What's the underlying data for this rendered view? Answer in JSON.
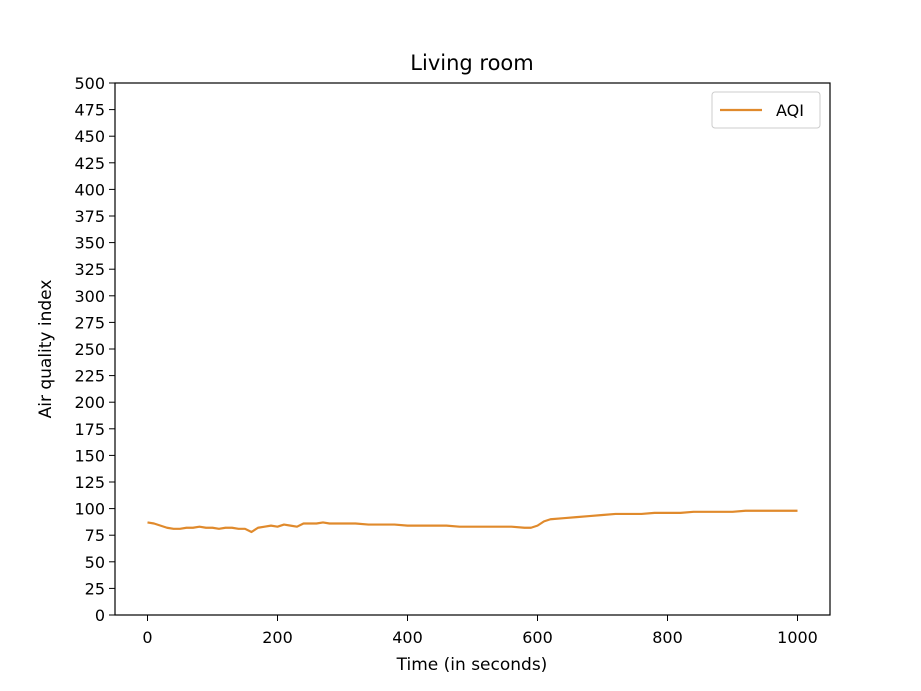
{
  "chart_data": {
    "type": "line",
    "title": "Living room",
    "xlabel": "Time (in seconds)",
    "ylabel": "Air quality index",
    "xlim": [
      -50,
      1050
    ],
    "ylim": [
      0,
      500
    ],
    "xticks": [
      0,
      200,
      400,
      600,
      800,
      1000
    ],
    "yticks": [
      0,
      25,
      50,
      75,
      100,
      125,
      150,
      175,
      200,
      225,
      250,
      275,
      300,
      325,
      350,
      375,
      400,
      425,
      450,
      475,
      500
    ],
    "grid": false,
    "legend_position": "top-right",
    "series": [
      {
        "name": "AQI",
        "color": "#e08a2c",
        "x": [
          0,
          10,
          20,
          30,
          40,
          50,
          60,
          70,
          80,
          90,
          100,
          110,
          120,
          130,
          140,
          150,
          160,
          170,
          180,
          190,
          200,
          210,
          220,
          230,
          240,
          250,
          260,
          270,
          280,
          290,
          300,
          320,
          340,
          360,
          380,
          400,
          420,
          440,
          460,
          480,
          500,
          520,
          540,
          560,
          580,
          590,
          600,
          610,
          620,
          640,
          660,
          680,
          700,
          720,
          740,
          760,
          780,
          800,
          820,
          840,
          860,
          880,
          900,
          920,
          940,
          960,
          980,
          1000
        ],
        "y": [
          87,
          86,
          84,
          82,
          81,
          81,
          82,
          82,
          83,
          82,
          82,
          81,
          82,
          82,
          81,
          81,
          78,
          82,
          83,
          84,
          83,
          85,
          84,
          83,
          86,
          86,
          86,
          87,
          86,
          86,
          86,
          86,
          85,
          85,
          85,
          84,
          84,
          84,
          84,
          83,
          83,
          83,
          83,
          83,
          82,
          82,
          84,
          88,
          90,
          91,
          92,
          93,
          94,
          95,
          95,
          95,
          96,
          96,
          96,
          97,
          97,
          97,
          97,
          98,
          98,
          98,
          98,
          98
        ]
      }
    ]
  }
}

────────────────

The request :: Quote the preceding listing precisely and completely, omitting its images.

Answer below ::
What's the underlying data for this rendered view? Answer in JSON.
{
  "chart_data": {
    "type": "line",
    "title": "Living room",
    "xlabel": "Time (in seconds)",
    "ylabel": "Air quality index",
    "xlim": [
      -50,
      1050
    ],
    "ylim": [
      0,
      500
    ],
    "xticks": [
      0,
      200,
      400,
      600,
      800,
      1000
    ],
    "yticks": [
      0,
      25,
      50,
      75,
      100,
      125,
      150,
      175,
      200,
      225,
      250,
      275,
      300,
      325,
      350,
      375,
      400,
      425,
      450,
      475,
      500
    ],
    "grid": false,
    "legend_position": "top-right",
    "series": [
      {
        "name": "AQI",
        "color": "#e08a2c",
        "x": [
          0,
          10,
          20,
          30,
          40,
          50,
          60,
          70,
          80,
          90,
          100,
          110,
          120,
          130,
          140,
          150,
          160,
          170,
          180,
          190,
          200,
          210,
          220,
          230,
          240,
          250,
          260,
          270,
          280,
          290,
          300,
          320,
          340,
          360,
          380,
          400,
          420,
          440,
          460,
          480,
          500,
          520,
          540,
          560,
          580,
          590,
          600,
          610,
          620,
          640,
          660,
          680,
          700,
          720,
          740,
          760,
          780,
          800,
          820,
          840,
          860,
          880,
          900,
          920,
          940,
          960,
          980,
          1000
        ],
        "y": [
          87,
          86,
          84,
          82,
          81,
          81,
          82,
          82,
          83,
          82,
          82,
          81,
          82,
          82,
          81,
          81,
          78,
          82,
          83,
          84,
          83,
          85,
          84,
          83,
          86,
          86,
          86,
          87,
          86,
          86,
          86,
          86,
          85,
          85,
          85,
          84,
          84,
          84,
          84,
          83,
          83,
          83,
          83,
          83,
          82,
          82,
          84,
          88,
          90,
          91,
          92,
          93,
          94,
          95,
          95,
          95,
          96,
          96,
          96,
          97,
          97,
          97,
          97,
          98,
          98,
          98,
          98,
          98
        ]
      }
    ]
  }
}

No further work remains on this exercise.